Goal of the exercise: Restate the entries below verbatim.

Dataset entries:
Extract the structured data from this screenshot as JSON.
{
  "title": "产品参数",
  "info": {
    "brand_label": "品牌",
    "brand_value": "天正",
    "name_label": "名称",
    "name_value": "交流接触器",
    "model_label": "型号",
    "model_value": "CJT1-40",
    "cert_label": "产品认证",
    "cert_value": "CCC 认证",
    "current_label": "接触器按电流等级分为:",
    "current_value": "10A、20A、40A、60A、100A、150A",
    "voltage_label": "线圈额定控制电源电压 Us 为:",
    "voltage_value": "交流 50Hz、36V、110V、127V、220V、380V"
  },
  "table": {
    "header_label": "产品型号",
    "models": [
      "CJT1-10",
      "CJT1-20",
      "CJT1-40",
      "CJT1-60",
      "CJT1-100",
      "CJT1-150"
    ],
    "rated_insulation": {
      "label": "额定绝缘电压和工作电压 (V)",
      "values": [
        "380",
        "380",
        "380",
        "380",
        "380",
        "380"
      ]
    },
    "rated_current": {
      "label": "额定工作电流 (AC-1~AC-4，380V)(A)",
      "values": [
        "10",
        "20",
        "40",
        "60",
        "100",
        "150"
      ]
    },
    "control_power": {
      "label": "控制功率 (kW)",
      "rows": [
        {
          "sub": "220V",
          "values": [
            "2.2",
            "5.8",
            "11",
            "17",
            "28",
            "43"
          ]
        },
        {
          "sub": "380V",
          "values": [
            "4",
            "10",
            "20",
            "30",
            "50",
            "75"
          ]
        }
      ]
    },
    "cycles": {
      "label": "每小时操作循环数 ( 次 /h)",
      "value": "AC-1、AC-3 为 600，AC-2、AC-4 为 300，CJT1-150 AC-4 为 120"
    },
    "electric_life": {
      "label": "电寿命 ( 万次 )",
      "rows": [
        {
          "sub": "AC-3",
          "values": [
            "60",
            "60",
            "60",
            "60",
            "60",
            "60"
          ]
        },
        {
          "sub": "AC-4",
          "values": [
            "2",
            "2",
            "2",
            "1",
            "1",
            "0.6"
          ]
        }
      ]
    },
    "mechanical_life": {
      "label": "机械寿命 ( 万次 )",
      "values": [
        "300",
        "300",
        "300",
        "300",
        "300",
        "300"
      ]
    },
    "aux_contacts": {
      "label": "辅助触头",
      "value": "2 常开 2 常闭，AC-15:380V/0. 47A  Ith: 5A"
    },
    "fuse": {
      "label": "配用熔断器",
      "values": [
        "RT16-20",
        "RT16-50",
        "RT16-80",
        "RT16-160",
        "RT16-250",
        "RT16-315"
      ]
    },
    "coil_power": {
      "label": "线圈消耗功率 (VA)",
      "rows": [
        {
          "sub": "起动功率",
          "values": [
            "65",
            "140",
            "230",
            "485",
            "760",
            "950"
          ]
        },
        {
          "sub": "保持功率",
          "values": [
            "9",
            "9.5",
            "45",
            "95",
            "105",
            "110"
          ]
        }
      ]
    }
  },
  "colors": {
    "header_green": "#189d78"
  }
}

Response to this exercise:
Extract the structured data from this screenshot as JSON.
{
  "title": "产品参数",
  "info": {
    "brand_label": "品牌",
    "brand_value": "天正",
    "name_label": "名称",
    "name_value": "交流接触器",
    "model_label": "型号",
    "model_value": "CJT1-40",
    "cert_label": "产品认证",
    "cert_value": "CCC 认证",
    "current_label": "接触器按电流等级分为:",
    "current_value": "10A、20A、40A、60A、100A、150A",
    "voltage_label": "线圈额定控制电源电压 Us 为:",
    "voltage_value": "交流 50Hz、36V、110V、127V、220V、380V"
  },
  "table": {
    "header_label": "产品型号",
    "models": [
      "CJT1-10",
      "CJT1-20",
      "CJT1-40",
      "CJT1-60",
      "CJT1-100",
      "CJT1-150"
    ],
    "rated_insulation": {
      "label": "额定绝缘电压和工作电压 (V)",
      "values": [
        "380",
        "380",
        "380",
        "380",
        "380",
        "380"
      ]
    },
    "rated_current": {
      "label": "额定工作电流 (AC-1~AC-4，380V)(A)",
      "values": [
        "10",
        "20",
        "40",
        "60",
        "100",
        "150"
      ]
    },
    "control_power": {
      "label": "控制功率 (kW)",
      "rows": [
        {
          "sub": "220V",
          "values": [
            "2.2",
            "5.8",
            "11",
            "17",
            "28",
            "43"
          ]
        },
        {
          "sub": "380V",
          "values": [
            "4",
            "10",
            "20",
            "30",
            "50",
            "75"
          ]
        }
      ]
    },
    "cycles": {
      "label": "每小时操作循环数 ( 次 /h)",
      "value": "AC-1、AC-3 为 600，AC-2、AC-4 为 300，CJT1-150 AC-4 为 120"
    },
    "electric_life": {
      "label": "电寿命 ( 万次 )",
      "rows": [
        {
          "sub": "AC-3",
          "values": [
            "60",
            "60",
            "60",
            "60",
            "60",
            "60"
          ]
        },
        {
          "sub": "AC-4",
          "values": [
            "2",
            "2",
            "2",
            "1",
            "1",
            "0.6"
          ]
        }
      ]
    },
    "mechanical_life": {
      "label": "机械寿命 ( 万次 )",
      "values": [
        "300",
        "300",
        "300",
        "300",
        "300",
        "300"
      ]
    },
    "aux_contacts": {
      "label": "辅助触头",
      "value": "2 常开 2 常闭，AC-15:380V/0. 47A  Ith: 5A"
    },
    "fuse": {
      "label": "配用熔断器",
      "values": [
        "RT16-20",
        "RT16-50",
        "RT16-80",
        "RT16-160",
        "RT16-250",
        "RT16-315"
      ]
    },
    "coil_power": {
      "label": "线圈消耗功率 (VA)",
      "rows": [
        {
          "sub": "起动功率",
          "values": [
            "65",
            "140",
            "230",
            "485",
            "760",
            "950"
          ]
        },
        {
          "sub": "保持功率",
          "values": [
            "9",
            "9.5",
            "45",
            "95",
            "105",
            "110"
          ]
        }
      ]
    }
  },
  "colors": {
    "header_green": "#189d78"
  }
}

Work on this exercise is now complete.